TASK 1: According to the passage on blockchain and finance, what is driving the rush to adopt blockchain infrastructure across financial services?

SUPPLIED PASSAGE:
———

I became obsessed with blockchain a decade ago because of a simple idea: for the first time in human history, anyone with an internet connection could take control of their own financial sovereignty. That means someone in Argentina or Turkey - or any place where hard-earned savings can evaporate overnight - could now invest in and save in a global financial market.
That vision hasn't changed, and now, ten years later, we are seeing people around the globe get access to savings in US Dollars via stablecoins and into US financial products via the tokenization of real-world assets (RWAs).
The convergence of financial markets and blockchain is now a reality, and for founders building at that intersection, right now is your moment.
Blockchain has graduated from fringe ecosystems to serious Wall Street infrastructure.
The blockchain industry has held for 20 years that the global financial system needs an upgrade. And after two decades of experimentation and innovation, now is the time for mainstream adoption. The rush to adopt blockchain infrastructure across financial services is being driven by a combination of factors: stablecoins emerged as the killer use case, regulatory clarity in the US reinvigorated Wall Street, capital markets are opening to the category, and legitimate builders with deep experience in traditional finance are founding startups.

———

DATASET ROWS:

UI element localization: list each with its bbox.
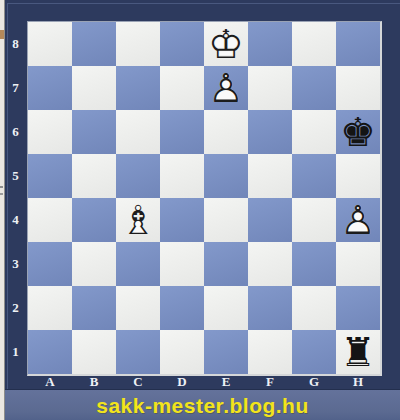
rank-label-3: 3	[4, 242, 27, 286]
footer-banner: sakk-mester.blog.hu	[5, 389, 400, 420]
square-c5[interactable]	[116, 154, 160, 198]
square-e5[interactable]	[204, 154, 248, 198]
square-h7[interactable]	[336, 66, 380, 110]
square-h2[interactable]	[336, 286, 380, 330]
file-label-g: G	[292, 374, 336, 390]
square-b2[interactable]	[72, 286, 116, 330]
square-d8[interactable]	[160, 22, 204, 66]
square-f3[interactable]	[248, 242, 292, 286]
square-c4[interactable]: ♝♗	[116, 198, 160, 242]
square-c2[interactable]	[116, 286, 160, 330]
rank-label-7: 7	[4, 66, 27, 110]
square-e4[interactable]	[204, 198, 248, 242]
rank-label-8: 8	[4, 22, 27, 66]
square-a1[interactable]	[28, 330, 72, 374]
square-a7[interactable]	[28, 66, 72, 110]
square-c7[interactable]	[116, 66, 160, 110]
square-g5[interactable]	[292, 154, 336, 198]
square-d5[interactable]	[160, 154, 204, 198]
chess-diagram: 87654321 ♚♔♟♙♚♝♗♟♙♜ ABCDEFGH sakk-mester…	[0, 0, 400, 420]
square-g3[interactable]	[292, 242, 336, 286]
square-c6[interactable]	[116, 110, 160, 154]
file-labels: ABCDEFGH	[28, 374, 380, 389]
rank-label-5: 5	[4, 154, 27, 198]
square-b4[interactable]	[72, 198, 116, 242]
square-b1[interactable]	[72, 330, 116, 374]
square-f7[interactable]	[248, 66, 292, 110]
square-f4[interactable]	[248, 198, 292, 242]
square-e6[interactable]	[204, 110, 248, 154]
white-pawn[interactable]: ♟♙	[336, 198, 380, 242]
square-b8[interactable]	[72, 22, 116, 66]
square-h5[interactable]	[336, 154, 380, 198]
square-d4[interactable]	[160, 198, 204, 242]
white-king[interactable]: ♚♔	[204, 22, 248, 66]
square-b7[interactable]	[72, 66, 116, 110]
square-g2[interactable]	[292, 286, 336, 330]
square-c3[interactable]	[116, 242, 160, 286]
square-d1[interactable]	[160, 330, 204, 374]
black-king-glyph: ♚	[336, 110, 380, 154]
white-bishop[interactable]: ♝♗	[116, 198, 160, 242]
square-g6[interactable]	[292, 110, 336, 154]
square-d6[interactable]	[160, 110, 204, 154]
square-a2[interactable]	[28, 286, 72, 330]
blog-watermark: sakk-mester.blog.hu	[96, 394, 309, 418]
square-b3[interactable]	[72, 242, 116, 286]
file-label-d: D	[160, 374, 204, 390]
white-pawn-outline: ♙	[204, 66, 248, 110]
white-king-outline: ♔	[204, 22, 248, 66]
rank-labels: 87654321	[4, 22, 27, 374]
square-a3[interactable]	[28, 242, 72, 286]
square-g7[interactable]	[292, 66, 336, 110]
square-e7[interactable]: ♟♙	[204, 66, 248, 110]
square-c1[interactable]	[116, 330, 160, 374]
square-e2[interactable]	[204, 286, 248, 330]
white-pawn-outline: ♙	[336, 198, 380, 242]
file-label-a: A	[28, 374, 72, 390]
black-rook-glyph: ♜	[336, 330, 380, 374]
square-g8[interactable]	[292, 22, 336, 66]
square-a8[interactable]	[28, 22, 72, 66]
rank-label-1: 1	[4, 330, 27, 374]
square-h1[interactable]: ♜	[336, 330, 380, 374]
square-f2[interactable]	[248, 286, 292, 330]
square-h8[interactable]	[336, 22, 380, 66]
square-f6[interactable]	[248, 110, 292, 154]
white-bishop-outline: ♗	[116, 198, 160, 242]
square-h4[interactable]: ♟♙	[336, 198, 380, 242]
file-label-b: B	[72, 374, 116, 390]
page-edge-dash	[0, 193, 3, 195]
square-e8[interactable]: ♚♔	[204, 22, 248, 66]
square-e1[interactable]	[204, 330, 248, 374]
black-king[interactable]: ♚	[336, 110, 380, 154]
black-rook[interactable]: ♜	[336, 330, 380, 374]
square-b6[interactable]	[72, 110, 116, 154]
file-label-h: H	[336, 374, 380, 390]
file-label-f: F	[248, 374, 292, 390]
square-a5[interactable]	[28, 154, 72, 198]
square-e3[interactable]	[204, 242, 248, 286]
square-d3[interactable]	[160, 242, 204, 286]
square-f5[interactable]	[248, 154, 292, 198]
page-edge-dash	[0, 186, 3, 188]
square-b5[interactable]	[72, 154, 116, 198]
square-f8[interactable]	[248, 22, 292, 66]
square-a4[interactable]	[28, 198, 72, 242]
square-d7[interactable]	[160, 66, 204, 110]
chess-board: ♚♔♟♙♚♝♗♟♙♜	[27, 21, 382, 376]
rank-label-6: 6	[4, 110, 27, 154]
rank-label-4: 4	[4, 198, 27, 242]
square-f1[interactable]	[248, 330, 292, 374]
file-label-e: E	[204, 374, 248, 390]
rank-label-2: 2	[4, 286, 27, 330]
square-a6[interactable]	[28, 110, 72, 154]
square-d2[interactable]	[160, 286, 204, 330]
square-h3[interactable]	[336, 242, 380, 286]
file-label-c: C	[116, 374, 160, 390]
square-c8[interactable]	[116, 22, 160, 66]
square-h6[interactable]: ♚	[336, 110, 380, 154]
white-pawn[interactable]: ♟♙	[204, 66, 248, 110]
square-g1[interactable]	[292, 330, 336, 374]
square-g4[interactable]	[292, 198, 336, 242]
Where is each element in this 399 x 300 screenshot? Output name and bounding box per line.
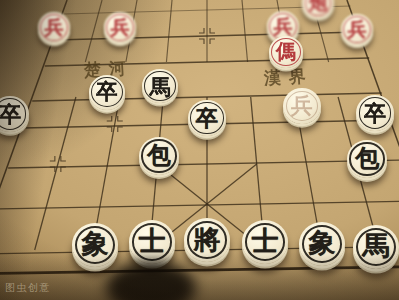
watermark-text: 图虫创意 (5, 281, 51, 295)
piece-glyph: 炮 (309, 0, 327, 12)
piece-black-advisor-1[interactable]: 士 (129, 220, 175, 264)
piece-glyph: 卒 (96, 81, 117, 102)
piece-glyph: 包 (147, 144, 171, 168)
piece-glyph: 兵 (111, 18, 130, 37)
piece-red-pawn-5[interactable]: 兵 (283, 88, 321, 124)
xiangqi-board-photo: 楚河 漢界 兵兵兵兵炮傌兵卒卒馬卒卒包包象士將士象馬 图虫创意 (0, 0, 399, 300)
piece-glyph: 兵 (347, 20, 366, 39)
piece-glyph: 士 (252, 228, 279, 255)
piece-glyph: 象 (309, 230, 336, 257)
piece-red-pawn-2[interactable]: 兵 (104, 12, 137, 43)
piece-glyph: 卒 (0, 103, 21, 125)
piece-glyph: 兵 (291, 95, 313, 117)
piece-black-elephant-2[interactable]: 象 (299, 222, 345, 266)
piece-red-pawn-1[interactable]: 兵 (38, 12, 71, 43)
piece-glyph: 包 (355, 147, 379, 171)
piece-glyph: 馬 (363, 233, 390, 260)
piece-glyph: 兵 (45, 18, 64, 37)
piece-black-general[interactable]: 將 (184, 218, 230, 262)
piece-black-elephant-1[interactable]: 象 (72, 223, 118, 267)
piece-black-advisor-2[interactable]: 士 (242, 220, 288, 264)
piece-glyph: 士 (139, 228, 166, 255)
river-label-right: 漢界 (262, 65, 313, 88)
piece-black-soldier-2[interactable]: 卒 (89, 75, 126, 110)
piece-red-pawn-4[interactable]: 兵 (341, 14, 374, 45)
piece-glyph: 卒 (364, 102, 386, 124)
piece-glyph: 卒 (196, 107, 218, 129)
piece-glyph: 兵 (274, 17, 293, 36)
piece-black-horse-2[interactable]: 馬 (353, 225, 399, 269)
piece-glyph: 象 (82, 231, 109, 258)
piece-glyph: 傌 (276, 42, 296, 62)
piece-glyph: 將 (194, 227, 221, 254)
piece-glyph: 馬 (149, 76, 170, 97)
piece-black-soldier-4[interactable]: 卒 (356, 95, 394, 131)
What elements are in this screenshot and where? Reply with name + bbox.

———

TASK 2: Could you reproduce the entries word for word, for the stretch from the line containing "watermark-text: 图虫创意 (5, 281, 51, 295)" through the line containing "river-label-right: 漢界 (262, 65, 313, 88)", with both of those lines included?

PROBLEM SOLUTION 1: Four factors are driving it together. Stablecoins emerged as the killer use case, and regulatory clarity in the US reinvigorated Wall Street. Capital markets are also opening to the category, and legitimate builders with deep experience in traditional finance are founding startups.

PROBLEM SOLUTION 2:
watermark-text: 图虫创意 (5, 281, 51, 295)
piece-glyph: 炮 (309, 0, 327, 12)
piece-black-advisor-1[interactable]: 士 (129, 220, 175, 264)
piece-glyph: 卒 (96, 81, 117, 102)
piece-glyph: 包 (147, 144, 171, 168)
piece-glyph: 兵 (111, 18, 130, 37)
piece-red-pawn-5[interactable]: 兵 (283, 88, 321, 124)
xiangqi-board-photo: 楚河 漢界 兵兵兵兵炮傌兵卒卒馬卒卒包包象士將士象馬 图虫创意 (0, 0, 399, 300)
piece-glyph: 兵 (347, 20, 366, 39)
piece-glyph: 士 (252, 228, 279, 255)
piece-glyph: 象 (309, 230, 336, 257)
piece-red-pawn-2[interactable]: 兵 (104, 12, 137, 43)
piece-glyph: 卒 (0, 103, 21, 125)
piece-glyph: 兵 (291, 95, 313, 117)
piece-black-elephant-2[interactable]: 象 (299, 222, 345, 266)
piece-red-pawn-1[interactable]: 兵 (38, 12, 71, 43)
piece-glyph: 包 (355, 147, 379, 171)
piece-glyph: 馬 (363, 233, 390, 260)
piece-glyph: 兵 (45, 18, 64, 37)
piece-black-general[interactable]: 將 (184, 218, 230, 262)
piece-black-elephant-1[interactable]: 象 (72, 223, 118, 267)
piece-black-advisor-2[interactable]: 士 (242, 220, 288, 264)
piece-glyph: 士 (139, 228, 166, 255)
river-label-right: 漢界 (262, 65, 313, 88)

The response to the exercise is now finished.